Lay out all the rows below as a Markdown table with the columns n and Line, giving each row's number and its text and leaving out blank lines.
BEGIN DATA TO USE
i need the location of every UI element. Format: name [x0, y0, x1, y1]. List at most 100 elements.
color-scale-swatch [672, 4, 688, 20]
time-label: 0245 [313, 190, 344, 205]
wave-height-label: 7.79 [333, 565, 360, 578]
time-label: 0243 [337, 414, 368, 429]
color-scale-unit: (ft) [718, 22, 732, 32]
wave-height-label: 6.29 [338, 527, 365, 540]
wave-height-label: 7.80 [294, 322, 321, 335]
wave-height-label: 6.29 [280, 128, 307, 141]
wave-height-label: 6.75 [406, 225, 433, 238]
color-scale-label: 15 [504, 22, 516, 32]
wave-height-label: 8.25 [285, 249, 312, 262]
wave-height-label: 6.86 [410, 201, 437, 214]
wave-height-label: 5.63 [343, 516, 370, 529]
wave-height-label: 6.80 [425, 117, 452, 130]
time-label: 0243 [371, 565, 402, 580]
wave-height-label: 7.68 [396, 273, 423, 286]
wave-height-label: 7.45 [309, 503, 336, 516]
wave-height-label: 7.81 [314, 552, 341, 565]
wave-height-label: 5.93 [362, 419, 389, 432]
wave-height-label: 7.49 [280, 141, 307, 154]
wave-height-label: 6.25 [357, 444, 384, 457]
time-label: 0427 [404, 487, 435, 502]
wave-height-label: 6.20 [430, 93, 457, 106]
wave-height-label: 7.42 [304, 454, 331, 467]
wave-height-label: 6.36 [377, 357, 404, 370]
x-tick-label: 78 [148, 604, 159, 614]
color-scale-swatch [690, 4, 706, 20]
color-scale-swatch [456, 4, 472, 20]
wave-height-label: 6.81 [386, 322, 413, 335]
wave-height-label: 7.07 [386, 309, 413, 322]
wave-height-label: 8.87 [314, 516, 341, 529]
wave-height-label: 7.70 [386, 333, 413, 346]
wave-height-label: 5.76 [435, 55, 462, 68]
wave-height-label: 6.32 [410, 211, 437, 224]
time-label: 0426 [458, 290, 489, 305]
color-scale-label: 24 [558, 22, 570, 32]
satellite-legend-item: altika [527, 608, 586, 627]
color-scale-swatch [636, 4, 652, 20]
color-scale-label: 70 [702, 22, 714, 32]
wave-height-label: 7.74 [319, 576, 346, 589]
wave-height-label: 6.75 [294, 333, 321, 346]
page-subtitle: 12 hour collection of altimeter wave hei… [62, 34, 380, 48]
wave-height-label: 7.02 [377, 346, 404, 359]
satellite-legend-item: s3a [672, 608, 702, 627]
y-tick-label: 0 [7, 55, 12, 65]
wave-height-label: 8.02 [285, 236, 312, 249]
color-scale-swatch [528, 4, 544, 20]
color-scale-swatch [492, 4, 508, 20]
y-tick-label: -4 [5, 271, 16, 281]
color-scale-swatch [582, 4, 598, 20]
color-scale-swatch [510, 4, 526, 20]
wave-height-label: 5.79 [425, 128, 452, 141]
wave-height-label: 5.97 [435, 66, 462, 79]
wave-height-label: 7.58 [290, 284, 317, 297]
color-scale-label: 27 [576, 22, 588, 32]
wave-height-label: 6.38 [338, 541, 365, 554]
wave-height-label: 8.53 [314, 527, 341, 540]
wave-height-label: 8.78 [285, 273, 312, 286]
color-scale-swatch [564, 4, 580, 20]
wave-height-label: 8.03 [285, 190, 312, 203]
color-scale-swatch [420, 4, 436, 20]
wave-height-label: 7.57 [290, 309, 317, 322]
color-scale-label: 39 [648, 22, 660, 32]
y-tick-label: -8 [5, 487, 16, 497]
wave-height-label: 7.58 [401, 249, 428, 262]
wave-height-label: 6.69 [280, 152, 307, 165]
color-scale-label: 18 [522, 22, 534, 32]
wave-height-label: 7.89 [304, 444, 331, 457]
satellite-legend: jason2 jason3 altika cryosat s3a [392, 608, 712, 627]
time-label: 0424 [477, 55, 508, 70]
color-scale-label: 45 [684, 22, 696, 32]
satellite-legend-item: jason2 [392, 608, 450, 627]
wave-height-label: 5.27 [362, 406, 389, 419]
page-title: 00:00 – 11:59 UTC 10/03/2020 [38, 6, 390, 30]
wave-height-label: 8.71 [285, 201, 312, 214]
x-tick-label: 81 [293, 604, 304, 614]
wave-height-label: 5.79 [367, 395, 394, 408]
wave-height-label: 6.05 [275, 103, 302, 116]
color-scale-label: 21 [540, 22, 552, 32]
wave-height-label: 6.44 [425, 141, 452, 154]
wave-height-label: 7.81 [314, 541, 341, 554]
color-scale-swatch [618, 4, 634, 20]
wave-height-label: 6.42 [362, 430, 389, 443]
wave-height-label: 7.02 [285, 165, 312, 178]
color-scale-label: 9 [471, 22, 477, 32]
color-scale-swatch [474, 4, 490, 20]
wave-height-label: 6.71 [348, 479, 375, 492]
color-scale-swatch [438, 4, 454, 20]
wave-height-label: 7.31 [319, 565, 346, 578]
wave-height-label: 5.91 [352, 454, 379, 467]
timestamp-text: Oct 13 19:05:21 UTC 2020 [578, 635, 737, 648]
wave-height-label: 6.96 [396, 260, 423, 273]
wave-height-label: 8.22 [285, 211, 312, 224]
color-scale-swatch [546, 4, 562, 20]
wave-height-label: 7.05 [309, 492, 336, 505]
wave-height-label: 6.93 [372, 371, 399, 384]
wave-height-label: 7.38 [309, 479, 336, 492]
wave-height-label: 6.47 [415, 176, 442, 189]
END DATA TO USE
RESULT OF THIS EXERCISE |
| n | Line |
|---|---|
| 1 | i need the location of every UI element. Format: name [x0, y0, x1, y1]. List at most 100 elements. |
| 2 | color-scale-swatch [672, 4, 688, 20] |
| 3 | time-label: 0245 [313, 190, 344, 205] |
| 4 | wave-height-label: 7.79 [333, 565, 360, 578] |
| 5 | time-label: 0243 [337, 414, 368, 429] |
| 6 | color-scale-unit: (ft) [718, 22, 732, 32] |
| 7 | wave-height-label: 6.29 [338, 527, 365, 540] |
| 8 | wave-height-label: 7.80 [294, 322, 321, 335] |
| 9 | wave-height-label: 6.29 [280, 128, 307, 141] |
| 10 | wave-height-label: 6.75 [406, 225, 433, 238] |
| 11 | color-scale-label: 15 [504, 22, 516, 32] |
| 12 | wave-height-label: 8.25 [285, 249, 312, 262] |
| 13 | wave-height-label: 6.86 [410, 201, 437, 214] |
| 14 | wave-height-label: 5.63 [343, 516, 370, 529] |
| 15 | wave-height-label: 6.80 [425, 117, 452, 130] |
| 16 | time-label: 0243 [371, 565, 402, 580] |
| 17 | wave-height-label: 7.68 [396, 273, 423, 286] |
| 18 | wave-height-label: 7.45 [309, 503, 336, 516] |
| 19 | wave-height-label: 7.81 [314, 552, 341, 565] |
| 20 | wave-height-label: 5.93 [362, 419, 389, 432] |
| 21 | wave-height-label: 7.49 [280, 141, 307, 154] |
| 22 | wave-height-label: 6.25 [357, 444, 384, 457] |
| 23 | time-label: 0427 [404, 487, 435, 502] |
| 24 | wave-height-label: 6.20 [430, 93, 457, 106] |
| 25 | wave-height-label: 7.42 [304, 454, 331, 467] |
| 26 | wave-height-label: 6.36 [377, 357, 404, 370] |
| 27 | x-tick-label: 78 [148, 604, 159, 614] |
| 28 | color-scale-swatch [690, 4, 706, 20] |
| 29 | color-scale-swatch [456, 4, 472, 20] |
| 30 | wave-height-label: 6.81 [386, 322, 413, 335] |
| 31 | wave-height-label: 7.07 [386, 309, 413, 322] |
| 32 | wave-height-label: 8.87 [314, 516, 341, 529] |
| 33 | wave-height-label: 7.70 [386, 333, 413, 346] |
| 34 | wave-height-label: 5.76 [435, 55, 462, 68] |
| 35 | wave-height-label: 6.32 [410, 211, 437, 224] |
| 36 | time-label: 0426 [458, 290, 489, 305] |
| 37 | color-scale-label: 24 [558, 22, 570, 32] |
| 38 | satellite-legend-item: altika [527, 608, 586, 627] |
| 39 | color-scale-swatch [636, 4, 652, 20] |
| 40 | color-scale-label: 70 [702, 22, 714, 32] |
| 41 | wave-height-label: 7.74 [319, 576, 346, 589] |
| 42 | wave-height-label: 6.75 [294, 333, 321, 346] |
| 43 | page-subtitle: 12 hour collection of altimeter wave hei… [62, 34, 380, 48] |
| 44 | wave-height-label: 7.02 [377, 346, 404, 359] |
| 45 | satellite-legend-item: s3a [672, 608, 702, 627] |
| 46 | y-tick-label: 0 [7, 55, 12, 65] |
| 47 | wave-height-label: 8.02 [285, 236, 312, 249] |
| 48 | color-scale-swatch [528, 4, 544, 20] |
| 49 | color-scale-swatch [492, 4, 508, 20] |
| 50 | y-tick-label: -4 [5, 271, 16, 281] |
| 51 | color-scale-swatch [582, 4, 598, 20] |
| 52 | color-scale-swatch [510, 4, 526, 20] |
| 53 | wave-height-label: 5.79 [425, 128, 452, 141] |
| 54 | wave-height-label: 5.97 [435, 66, 462, 79] |
| 55 | wave-height-label: 7.58 [290, 284, 317, 297] |
| 56 | color-scale-label: 27 [576, 22, 588, 32] |
| 57 | wave-height-label: 6.38 [338, 541, 365, 554] |
| 58 | wave-height-label: 8.53 [314, 527, 341, 540] |
| 59 | wave-height-label: 8.78 [285, 273, 312, 286] |
| 60 | color-scale-swatch [564, 4, 580, 20] |
| 61 | wave-height-label: 8.03 [285, 190, 312, 203] |
| 62 | color-scale-swatch [420, 4, 436, 20] |
| 63 | wave-height-label: 7.57 [290, 309, 317, 322] |
| 64 | color-scale-label: 39 [648, 22, 660, 32] |
| 65 | y-tick-label: -8 [5, 487, 16, 497] |
| 66 | wave-height-label: 7.58 [401, 249, 428, 262] |
| 67 | wave-height-label: 6.69 [280, 152, 307, 165] |
| 68 | color-scale-label: 18 [522, 22, 534, 32] |
| 69 | wave-height-label: 7.89 [304, 444, 331, 457] |
| 70 | satellite-legend: jason2 jason3 altika cryosat s3a [392, 608, 712, 627] |
| 71 | time-label: 0424 [477, 55, 508, 70] |
| 72 | color-scale-label: 45 [684, 22, 696, 32] |
| 73 | satellite-legend-item: jason2 [392, 608, 450, 627] |
| 74 | wave-height-label: 5.27 [362, 406, 389, 419] |
| 75 | page-title: 00:00 – 11:59 UTC 10/03/2020 [38, 6, 390, 30] |
| 76 | wave-height-label: 8.71 [285, 201, 312, 214] |
| 77 | x-tick-label: 81 [293, 604, 304, 614] |
| 78 | wave-height-label: 5.79 [367, 395, 394, 408] |
| 79 | wave-height-label: 6.05 [275, 103, 302, 116] |
| 80 | color-scale-label: 21 [540, 22, 552, 32] |
| 81 | wave-height-label: 6.44 [425, 141, 452, 154] |
| 82 | wave-height-label: 7.81 [314, 541, 341, 554] |
| 83 | color-scale-swatch [618, 4, 634, 20] |
| 84 | wave-height-label: 6.42 [362, 430, 389, 443] |
| 85 | wave-height-label: 7.02 [285, 165, 312, 178] |
| 86 | color-scale-label: 9 [471, 22, 477, 32] |
| 87 | color-scale-swatch [474, 4, 490, 20] |
| 88 | wave-height-label: 6.71 [348, 479, 375, 492] |
| 89 | color-scale-swatch [438, 4, 454, 20] |
| 90 | wave-height-label: 7.31 [319, 565, 346, 578] |
| 91 | wave-height-label: 5.91 [352, 454, 379, 467] |
| 92 | timestamp-text: Oct 13 19:05:21 UTC 2020 [578, 635, 737, 648] |
| 93 | wave-height-label: 6.96 [396, 260, 423, 273] |
| 94 | wave-height-label: 8.22 [285, 211, 312, 224] |
| 95 | color-scale-swatch [546, 4, 562, 20] |
| 96 | wave-height-label: 7.05 [309, 492, 336, 505] |
| 97 | wave-height-label: 6.93 [372, 371, 399, 384] |
| 98 | wave-height-label: 7.38 [309, 479, 336, 492] |
| 99 | wave-height-label: 6.47 [415, 176, 442, 189] |